EXERCISE OBJECTIVE
Search the listing for the string "Where" and copy every line that contains it.

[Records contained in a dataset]
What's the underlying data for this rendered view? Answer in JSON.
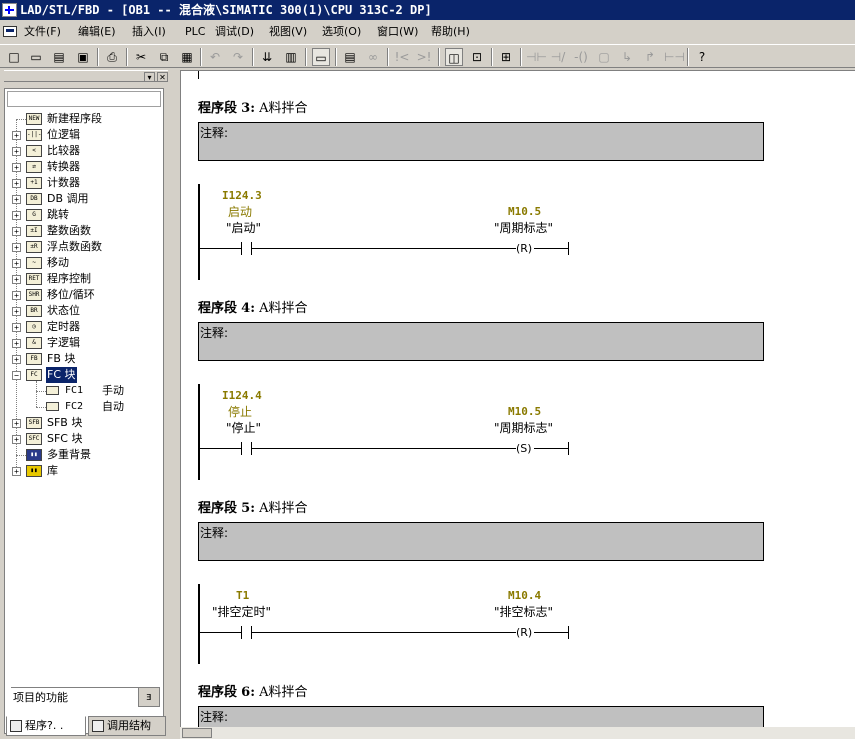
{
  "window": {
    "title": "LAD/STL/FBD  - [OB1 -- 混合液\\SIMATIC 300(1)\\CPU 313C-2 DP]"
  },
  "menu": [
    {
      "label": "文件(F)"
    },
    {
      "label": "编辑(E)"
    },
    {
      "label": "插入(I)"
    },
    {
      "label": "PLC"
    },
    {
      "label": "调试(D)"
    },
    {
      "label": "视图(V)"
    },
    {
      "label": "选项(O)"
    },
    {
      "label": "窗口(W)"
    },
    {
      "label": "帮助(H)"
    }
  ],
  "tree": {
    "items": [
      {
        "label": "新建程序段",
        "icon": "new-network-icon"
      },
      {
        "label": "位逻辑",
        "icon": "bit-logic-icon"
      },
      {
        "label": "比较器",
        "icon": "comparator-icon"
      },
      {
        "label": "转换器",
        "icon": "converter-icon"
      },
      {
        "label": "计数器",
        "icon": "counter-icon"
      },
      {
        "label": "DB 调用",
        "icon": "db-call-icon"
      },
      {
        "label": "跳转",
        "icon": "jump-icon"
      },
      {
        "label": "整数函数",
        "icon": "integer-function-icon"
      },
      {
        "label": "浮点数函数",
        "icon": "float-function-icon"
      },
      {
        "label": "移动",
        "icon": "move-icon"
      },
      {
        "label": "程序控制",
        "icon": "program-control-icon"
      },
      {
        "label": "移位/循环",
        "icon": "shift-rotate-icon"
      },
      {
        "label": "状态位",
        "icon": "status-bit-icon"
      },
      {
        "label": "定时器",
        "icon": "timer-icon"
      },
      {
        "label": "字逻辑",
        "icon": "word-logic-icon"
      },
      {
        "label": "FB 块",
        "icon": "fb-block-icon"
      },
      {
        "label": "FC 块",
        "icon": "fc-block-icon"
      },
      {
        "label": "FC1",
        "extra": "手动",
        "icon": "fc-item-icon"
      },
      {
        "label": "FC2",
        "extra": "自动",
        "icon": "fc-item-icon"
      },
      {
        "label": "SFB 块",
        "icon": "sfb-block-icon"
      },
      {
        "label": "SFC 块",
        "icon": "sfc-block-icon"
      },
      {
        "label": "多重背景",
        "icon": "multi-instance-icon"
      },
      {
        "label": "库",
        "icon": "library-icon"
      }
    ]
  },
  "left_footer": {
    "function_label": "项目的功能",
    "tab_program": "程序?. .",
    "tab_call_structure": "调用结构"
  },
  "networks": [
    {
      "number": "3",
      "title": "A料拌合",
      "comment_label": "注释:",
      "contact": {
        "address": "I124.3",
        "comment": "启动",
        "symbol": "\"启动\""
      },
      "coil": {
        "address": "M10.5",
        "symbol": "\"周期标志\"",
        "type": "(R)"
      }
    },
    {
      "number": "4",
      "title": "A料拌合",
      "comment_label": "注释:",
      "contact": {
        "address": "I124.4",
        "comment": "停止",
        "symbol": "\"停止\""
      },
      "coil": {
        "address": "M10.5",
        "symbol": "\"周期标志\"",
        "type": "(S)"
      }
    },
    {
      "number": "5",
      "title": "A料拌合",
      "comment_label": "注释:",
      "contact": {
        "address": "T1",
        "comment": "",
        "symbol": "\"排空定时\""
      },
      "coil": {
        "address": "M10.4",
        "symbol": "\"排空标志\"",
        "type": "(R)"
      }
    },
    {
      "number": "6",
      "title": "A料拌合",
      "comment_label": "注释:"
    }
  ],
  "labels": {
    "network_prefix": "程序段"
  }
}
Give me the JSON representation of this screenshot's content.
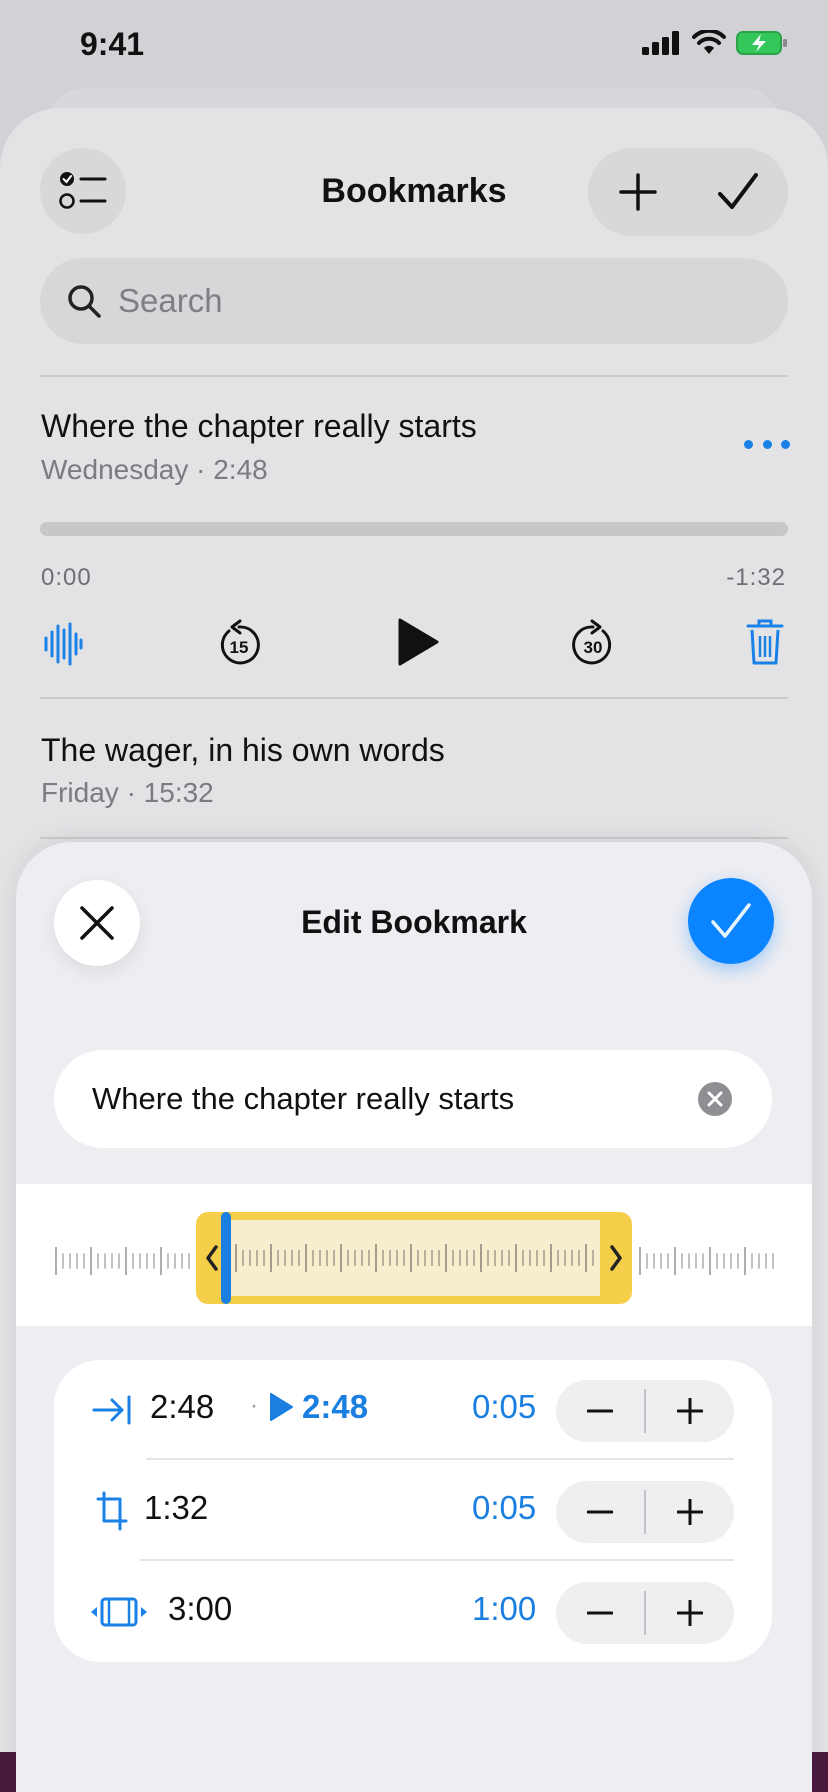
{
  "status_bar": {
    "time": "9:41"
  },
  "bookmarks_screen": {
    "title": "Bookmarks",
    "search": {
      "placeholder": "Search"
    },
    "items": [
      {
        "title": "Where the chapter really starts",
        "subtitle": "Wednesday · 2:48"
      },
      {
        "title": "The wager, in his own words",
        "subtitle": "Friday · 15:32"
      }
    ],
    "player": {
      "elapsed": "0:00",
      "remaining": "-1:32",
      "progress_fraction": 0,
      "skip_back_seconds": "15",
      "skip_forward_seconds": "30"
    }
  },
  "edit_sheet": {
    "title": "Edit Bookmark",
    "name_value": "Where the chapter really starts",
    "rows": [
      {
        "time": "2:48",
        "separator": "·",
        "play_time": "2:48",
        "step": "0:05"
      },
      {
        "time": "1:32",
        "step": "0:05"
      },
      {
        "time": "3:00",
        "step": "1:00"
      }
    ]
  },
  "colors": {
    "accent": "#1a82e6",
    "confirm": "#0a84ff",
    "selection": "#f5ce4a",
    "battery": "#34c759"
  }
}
---
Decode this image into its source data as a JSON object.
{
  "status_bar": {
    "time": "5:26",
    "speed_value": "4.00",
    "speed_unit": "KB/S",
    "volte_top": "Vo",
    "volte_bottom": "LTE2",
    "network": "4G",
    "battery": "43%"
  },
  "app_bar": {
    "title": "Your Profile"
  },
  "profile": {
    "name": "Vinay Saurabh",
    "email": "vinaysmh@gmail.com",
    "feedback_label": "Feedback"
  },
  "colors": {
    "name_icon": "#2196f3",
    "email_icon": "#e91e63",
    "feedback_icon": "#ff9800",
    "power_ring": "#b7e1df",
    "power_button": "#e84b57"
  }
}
* * *
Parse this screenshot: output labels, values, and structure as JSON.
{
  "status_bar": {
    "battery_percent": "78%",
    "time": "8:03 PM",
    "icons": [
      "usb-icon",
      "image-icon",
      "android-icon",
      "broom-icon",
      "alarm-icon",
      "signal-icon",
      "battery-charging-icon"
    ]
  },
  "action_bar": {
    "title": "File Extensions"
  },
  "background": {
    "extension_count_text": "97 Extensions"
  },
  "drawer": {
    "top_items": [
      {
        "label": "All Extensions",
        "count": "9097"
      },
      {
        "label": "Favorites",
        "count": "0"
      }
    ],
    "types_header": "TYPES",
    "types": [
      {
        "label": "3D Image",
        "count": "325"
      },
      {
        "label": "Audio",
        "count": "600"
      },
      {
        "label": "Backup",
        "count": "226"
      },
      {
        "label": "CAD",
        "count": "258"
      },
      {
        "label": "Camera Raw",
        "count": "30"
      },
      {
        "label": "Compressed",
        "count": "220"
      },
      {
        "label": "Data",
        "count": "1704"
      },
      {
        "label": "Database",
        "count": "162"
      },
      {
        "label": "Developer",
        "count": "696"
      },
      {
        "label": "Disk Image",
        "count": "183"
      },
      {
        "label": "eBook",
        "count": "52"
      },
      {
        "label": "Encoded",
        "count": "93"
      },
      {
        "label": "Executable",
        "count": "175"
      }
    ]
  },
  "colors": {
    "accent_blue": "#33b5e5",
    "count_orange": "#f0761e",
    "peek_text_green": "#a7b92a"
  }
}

CORRECT RESULT
        "title": "Where the chapter really starts",
    "name_value": "Where the chapter really starts",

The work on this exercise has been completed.